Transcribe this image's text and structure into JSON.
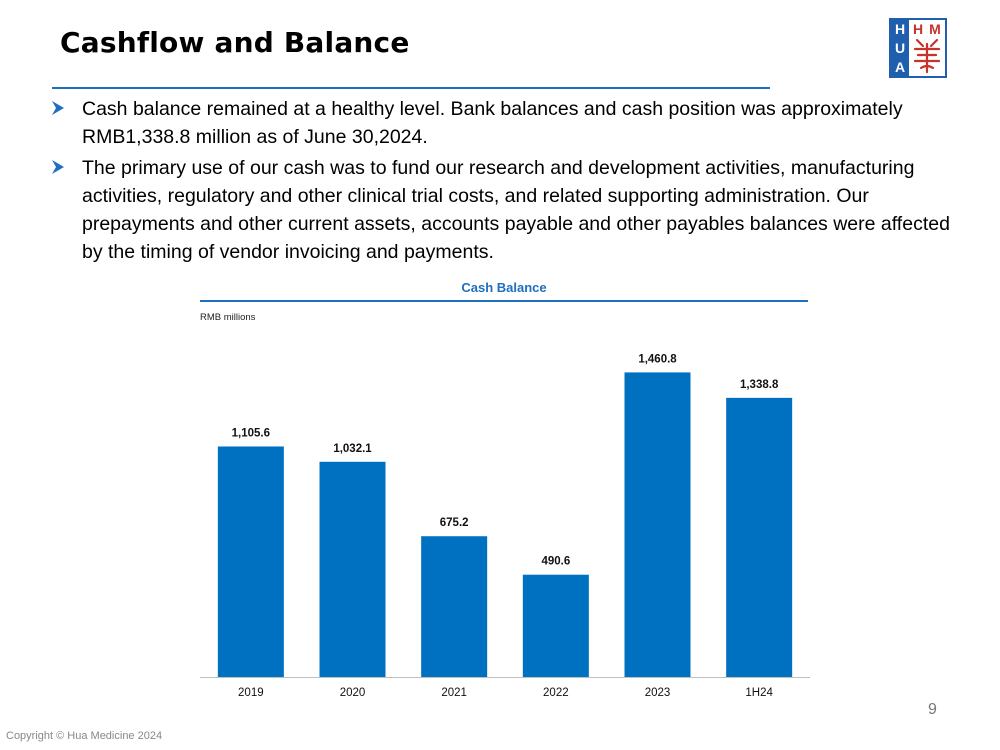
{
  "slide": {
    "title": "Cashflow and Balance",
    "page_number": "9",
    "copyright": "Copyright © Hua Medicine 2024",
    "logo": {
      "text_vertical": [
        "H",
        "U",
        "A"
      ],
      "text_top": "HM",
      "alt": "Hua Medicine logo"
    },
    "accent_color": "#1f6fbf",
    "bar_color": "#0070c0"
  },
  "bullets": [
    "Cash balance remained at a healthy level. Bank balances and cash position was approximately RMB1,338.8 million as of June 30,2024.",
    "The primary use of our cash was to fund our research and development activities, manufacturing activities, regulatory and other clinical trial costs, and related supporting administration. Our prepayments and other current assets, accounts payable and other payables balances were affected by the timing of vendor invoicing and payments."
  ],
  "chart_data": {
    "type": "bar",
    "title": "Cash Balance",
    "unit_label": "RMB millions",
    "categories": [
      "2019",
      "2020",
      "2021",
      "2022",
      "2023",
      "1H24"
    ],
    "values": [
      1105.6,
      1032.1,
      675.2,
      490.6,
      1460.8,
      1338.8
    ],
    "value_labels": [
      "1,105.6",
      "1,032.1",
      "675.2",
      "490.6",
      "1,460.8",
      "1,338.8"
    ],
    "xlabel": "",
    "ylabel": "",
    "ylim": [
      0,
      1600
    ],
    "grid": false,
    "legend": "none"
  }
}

--------

### Exercise details
Each line of the data should be quoted exactly, with pictures left out.

### Task result
Transcribe this image's text and structure into JSON.
{
  "slide": {
    "title": "Cashflow and Balance",
    "page_number": "9",
    "copyright": "Copyright © Hua Medicine 2024",
    "logo": {
      "text_vertical": [
        "H",
        "U",
        "A"
      ],
      "text_top": "HM",
      "alt": "Hua Medicine logo"
    },
    "accent_color": "#1f6fbf",
    "bar_color": "#0070c0"
  },
  "bullets": [
    "Cash balance remained at a healthy level. Bank balances and cash position was approximately RMB1,338.8 million as of June 30,2024.",
    "The primary use of our cash was to fund our research and development activities, manufacturing activities, regulatory and other clinical trial costs, and related supporting administration. Our prepayments and other current assets, accounts payable and other payables balances were affected by the timing of vendor invoicing and payments."
  ],
  "chart_data": {
    "type": "bar",
    "title": "Cash Balance",
    "unit_label": "RMB millions",
    "categories": [
      "2019",
      "2020",
      "2021",
      "2022",
      "2023",
      "1H24"
    ],
    "values": [
      1105.6,
      1032.1,
      675.2,
      490.6,
      1460.8,
      1338.8
    ],
    "value_labels": [
      "1,105.6",
      "1,032.1",
      "675.2",
      "490.6",
      "1,460.8",
      "1,338.8"
    ],
    "xlabel": "",
    "ylabel": "",
    "ylim": [
      0,
      1600
    ],
    "grid": false,
    "legend": "none"
  }
}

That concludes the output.